Directions: Write the lines below as a JSON list of strings, one string per line, leaving out blank lines and the picture.

Data for this task:
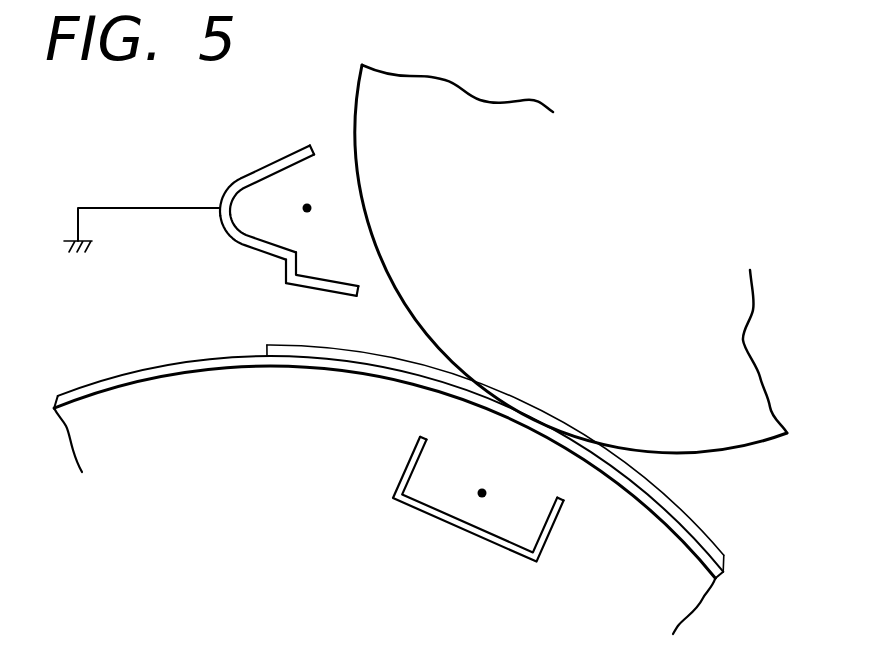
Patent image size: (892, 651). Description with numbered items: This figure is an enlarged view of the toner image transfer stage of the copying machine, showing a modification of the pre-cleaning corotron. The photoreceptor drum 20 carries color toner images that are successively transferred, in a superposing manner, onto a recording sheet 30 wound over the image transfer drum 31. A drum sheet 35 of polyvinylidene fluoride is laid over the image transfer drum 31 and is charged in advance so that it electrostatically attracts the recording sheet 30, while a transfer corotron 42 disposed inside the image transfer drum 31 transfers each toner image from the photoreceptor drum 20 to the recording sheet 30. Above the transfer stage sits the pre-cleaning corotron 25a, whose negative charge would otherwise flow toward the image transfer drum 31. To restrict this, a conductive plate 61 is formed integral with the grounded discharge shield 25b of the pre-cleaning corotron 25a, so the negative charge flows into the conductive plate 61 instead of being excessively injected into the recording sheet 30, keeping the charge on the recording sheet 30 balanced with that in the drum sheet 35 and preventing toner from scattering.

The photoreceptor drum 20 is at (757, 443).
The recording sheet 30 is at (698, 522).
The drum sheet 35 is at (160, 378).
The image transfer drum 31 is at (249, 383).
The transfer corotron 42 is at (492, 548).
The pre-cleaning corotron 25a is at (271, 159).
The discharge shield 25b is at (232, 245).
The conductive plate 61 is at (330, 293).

Task result:
[
  "Patent image size: (892, 651). Description with numbered items: This figure is an enlarged view of the toner image transfer stage of the copying machine, showing a modification of the pre-cleaning corotron. The photoreceptor drum 20 carries color toner images that are successively transferred, in a superposing manner, onto a recording sheet 30 wound over the image transfer drum 31. A drum sheet 35 of polyvinylidene fluoride is laid over the image transfer drum 31 and is charged in advance so that it electrostatically attracts the recording sheet 30, while a transfer corotron 42 disposed inside the image transfer drum 31 transfers each toner image from the photoreceptor drum 20 to the recording sheet 30. Above the transfer stage sits the pre-cleaning corotron 25a, whose negative charge would otherwise flow toward the image transfer drum 31. To restrict this, a conductive plate 61 is formed integral with the grounded discharge shield 25b of the pre-cleaning corotron 25a, so the negative charge flows into the conductive plate 61 instead of being excessively injected into the recording sheet 30, keeping the charge on the recording sheet 30 balanced with that in the drum sheet 35 and preventing toner from scattering.",
  "The photoreceptor drum 20 is at (757, 443).",
  "The recording sheet 30 is at (698, 522).",
  "The drum sheet 35 is at (160, 378).",
  "The image transfer drum 31 is at (249, 383).",
  "The transfer corotron 42 is at (492, 548).",
  "The pre-cleaning corotron 25a is at (271, 159).",
  "The discharge shield 25b is at (232, 245).",
  "The conductive plate 61 is at (330, 293)."
]